[START OF Rows]

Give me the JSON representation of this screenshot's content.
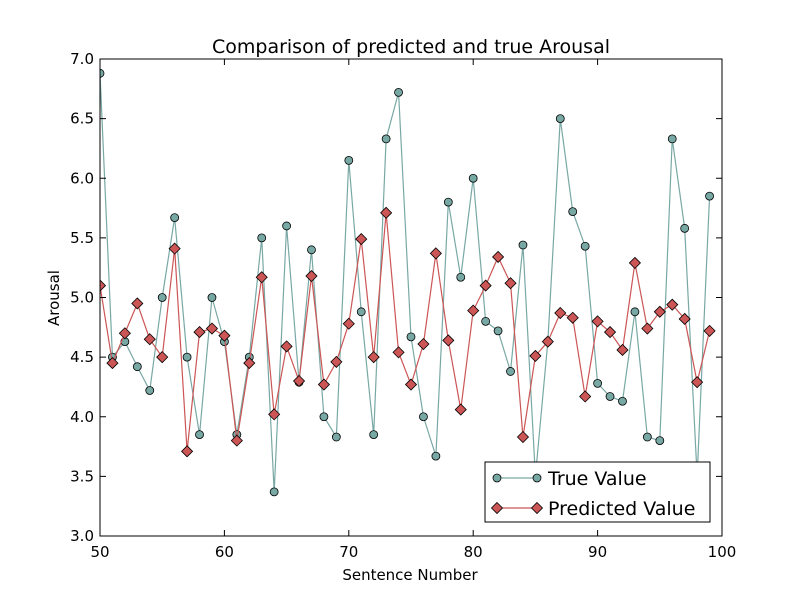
{
  "chart_data": {
    "type": "line",
    "title": "Comparison of predicted and true Arousal",
    "xlabel": "Sentence Number",
    "ylabel": "Arousal",
    "xlim": [
      50,
      100
    ],
    "ylim": [
      3.0,
      7.0
    ],
    "xticks": [
      "50",
      "60",
      "70",
      "80",
      "90",
      "100"
    ],
    "yticks": [
      "3.0",
      "3.5",
      "4.0",
      "4.5",
      "5.0",
      "5.5",
      "6.0",
      "6.5",
      "7.0"
    ],
    "grid": false,
    "legend_position": "lower-right",
    "x": [
      50,
      51,
      52,
      53,
      54,
      55,
      56,
      57,
      58,
      59,
      60,
      61,
      62,
      63,
      64,
      65,
      66,
      67,
      68,
      69,
      70,
      71,
      72,
      73,
      74,
      75,
      76,
      77,
      78,
      79,
      80,
      81,
      82,
      83,
      84,
      85,
      86,
      87,
      88,
      89,
      90,
      91,
      92,
      93,
      94,
      95,
      96,
      97,
      98,
      99
    ],
    "series": [
      {
        "name": "True Value",
        "color": "#78a8a4",
        "marker": "circle",
        "values": [
          6.88,
          4.5,
          4.63,
          4.42,
          4.22,
          5.0,
          5.67,
          4.5,
          3.85,
          5.0,
          4.63,
          3.85,
          4.5,
          5.5,
          3.37,
          5.6,
          4.29,
          5.4,
          4.0,
          3.83,
          6.15,
          4.88,
          3.85,
          6.33,
          6.72,
          4.67,
          4.0,
          3.67,
          5.8,
          5.17,
          6.0,
          4.8,
          4.72,
          4.38,
          5.44,
          3.5,
          4.63,
          6.5,
          5.72,
          5.43,
          4.28,
          4.17,
          4.13,
          4.88,
          3.83,
          3.8,
          6.33,
          5.58,
          3.5,
          5.85
        ]
      },
      {
        "name": "Predicted Value",
        "color": "#cc5555",
        "marker": "diamond",
        "values": [
          5.1,
          4.45,
          4.7,
          4.95,
          4.65,
          4.5,
          5.41,
          3.71,
          4.71,
          4.74,
          4.68,
          3.8,
          4.45,
          5.17,
          4.02,
          4.59,
          4.3,
          5.18,
          4.27,
          4.46,
          4.78,
          5.49,
          4.5,
          5.71,
          4.54,
          4.27,
          4.61,
          5.37,
          4.64,
          4.06,
          4.89,
          5.1,
          5.34,
          5.12,
          3.83,
          4.51,
          4.63,
          4.87,
          4.83,
          4.17,
          4.8,
          4.71,
          4.56,
          5.29,
          4.74,
          4.88,
          4.94,
          4.82,
          4.29,
          4.72
        ]
      }
    ]
  }
}
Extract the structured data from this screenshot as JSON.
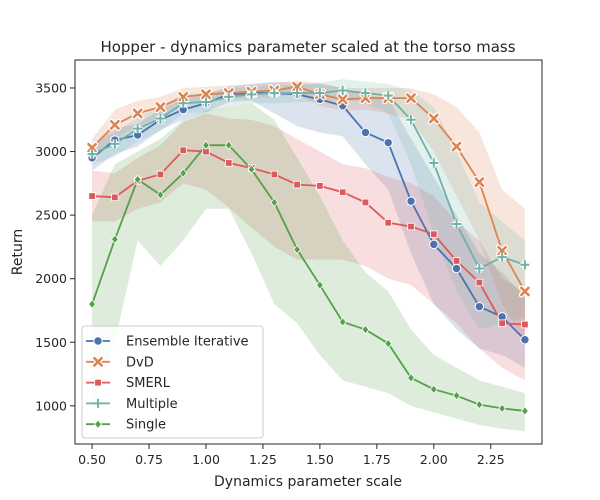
{
  "chart_data": {
    "type": "line",
    "title": "Hopper - dynamics parameter scaled at the torso mass",
    "xlabel": "Dynamics parameter scale",
    "ylabel": "Return",
    "xlim": [
      0.425,
      2.475
    ],
    "ylim": [
      700,
      3720
    ],
    "xticks": [
      "0.50",
      "0.75",
      "1.00",
      "1.25",
      "1.50",
      "1.75",
      "2.00",
      "2.25"
    ],
    "xtick_values": [
      0.5,
      0.75,
      1.0,
      1.25,
      1.5,
      1.75,
      2.0,
      2.25
    ],
    "yticks": [
      "1000",
      "1500",
      "2000",
      "2500",
      "3000",
      "3500"
    ],
    "ytick_values": [
      1000,
      1500,
      2000,
      2500,
      3000,
      3500
    ],
    "grid": false,
    "legend_position": "lower-left",
    "x": [
      0.5,
      0.6,
      0.7,
      0.8,
      0.9,
      1.0,
      1.1,
      1.2,
      1.3,
      1.4,
      1.5,
      1.6,
      1.7,
      1.8,
      1.9,
      2.0,
      2.1,
      2.2,
      2.3,
      2.4
    ],
    "series": [
      {
        "name": "Ensemble Iterative",
        "color": "#4c72b0",
        "marker": "circle",
        "values": [
          2950,
          3090,
          3130,
          3250,
          3330,
          3380,
          3450,
          3460,
          3460,
          3450,
          3410,
          3360,
          3150,
          3070,
          2610,
          2270,
          2080,
          1780,
          1700,
          1520
        ],
        "lower": [
          2850,
          2980,
          3040,
          3170,
          3250,
          3310,
          3390,
          3400,
          3300,
          3200,
          3150,
          3120,
          2900,
          2700,
          2200,
          1800,
          1600,
          1450,
          1400,
          1300
        ],
        "upper": [
          3050,
          3180,
          3220,
          3330,
          3410,
          3450,
          3510,
          3530,
          3550,
          3540,
          3530,
          3500,
          3450,
          3420,
          3100,
          2800,
          2500,
          2200,
          2050,
          1850
        ]
      },
      {
        "name": "DvD",
        "color": "#dd8452",
        "marker": "x",
        "values": [
          3030,
          3210,
          3300,
          3350,
          3430,
          3450,
          3460,
          3470,
          3480,
          3510,
          3450,
          3410,
          3420,
          3420,
          3420,
          3260,
          3040,
          2760,
          2220,
          1900
        ],
        "lower": [
          2950,
          3100,
          3200,
          3270,
          3370,
          3390,
          3410,
          3420,
          3430,
          3450,
          3360,
          3320,
          3330,
          3300,
          3250,
          3000,
          2650,
          2300,
          1800,
          1500
        ],
        "upper": [
          3100,
          3330,
          3400,
          3430,
          3500,
          3510,
          3520,
          3530,
          3540,
          3560,
          3540,
          3500,
          3500,
          3500,
          3500,
          3450,
          3350,
          3150,
          2700,
          2550
        ]
      },
      {
        "name": "SMERL",
        "color": "#dd5a5a",
        "marker": "square",
        "values": [
          2650,
          2640,
          2770,
          2820,
          3010,
          3000,
          2910,
          2870,
          2820,
          2740,
          2730,
          2680,
          2600,
          2440,
          2410,
          2350,
          2140,
          1970,
          1650,
          1640
        ],
        "lower": [
          2450,
          2450,
          2550,
          2600,
          2750,
          2700,
          2560,
          2400,
          2250,
          2150,
          2150,
          2150,
          2100,
          2000,
          1950,
          1800,
          1650,
          1450,
          1300,
          1200
        ],
        "upper": [
          2850,
          2830,
          2950,
          3050,
          3230,
          3300,
          3260,
          3250,
          3200,
          3100,
          3000,
          2900,
          2870,
          2800,
          2750,
          2650,
          2450,
          2300,
          2000,
          1900
        ]
      },
      {
        "name": "Multiple",
        "color": "#6fb2a8",
        "marker": "plus",
        "values": [
          2980,
          3060,
          3180,
          3260,
          3380,
          3390,
          3430,
          3450,
          3460,
          3460,
          3460,
          3480,
          3460,
          3440,
          3250,
          2910,
          2430,
          2080,
          2170,
          2110
        ],
        "lower": [
          2900,
          2960,
          3080,
          3160,
          3300,
          3310,
          3350,
          3380,
          3380,
          3390,
          3390,
          3410,
          3380,
          3300,
          2900,
          2350,
          1900,
          1600,
          1650,
          1700
        ],
        "upper": [
          3060,
          3150,
          3270,
          3350,
          3450,
          3460,
          3500,
          3510,
          3520,
          3520,
          3540,
          3570,
          3550,
          3530,
          3480,
          3350,
          3000,
          2600,
          2450,
          2300
        ]
      },
      {
        "name": "Single",
        "color": "#55a04a",
        "marker": "diamond",
        "values": [
          1800,
          2310,
          2780,
          2660,
          2830,
          3050,
          3050,
          2860,
          2600,
          2230,
          1950,
          1660,
          1600,
          1490,
          1220,
          1130,
          1080,
          1010,
          980,
          960
        ],
        "lower": [
          1000,
          1500,
          2300,
          2100,
          2300,
          2550,
          2550,
          2200,
          1800,
          1650,
          1400,
          1200,
          1150,
          1100,
          1000,
          950,
          900,
          850,
          820,
          800
        ],
        "upper": [
          2500,
          2900,
          3000,
          3100,
          3250,
          3320,
          3350,
          3380,
          3250,
          2950,
          2650,
          2300,
          2050,
          1900,
          1600,
          1400,
          1300,
          1200,
          1150,
          1100
        ]
      }
    ]
  }
}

[END OF Rows]

Exercise aim: Return every line holding the word "parameter" from the records.

Task response:
    "title": "Hopper - dynamics parameter scaled at the torso mass",
    "xlabel": "Dynamics parameter scale",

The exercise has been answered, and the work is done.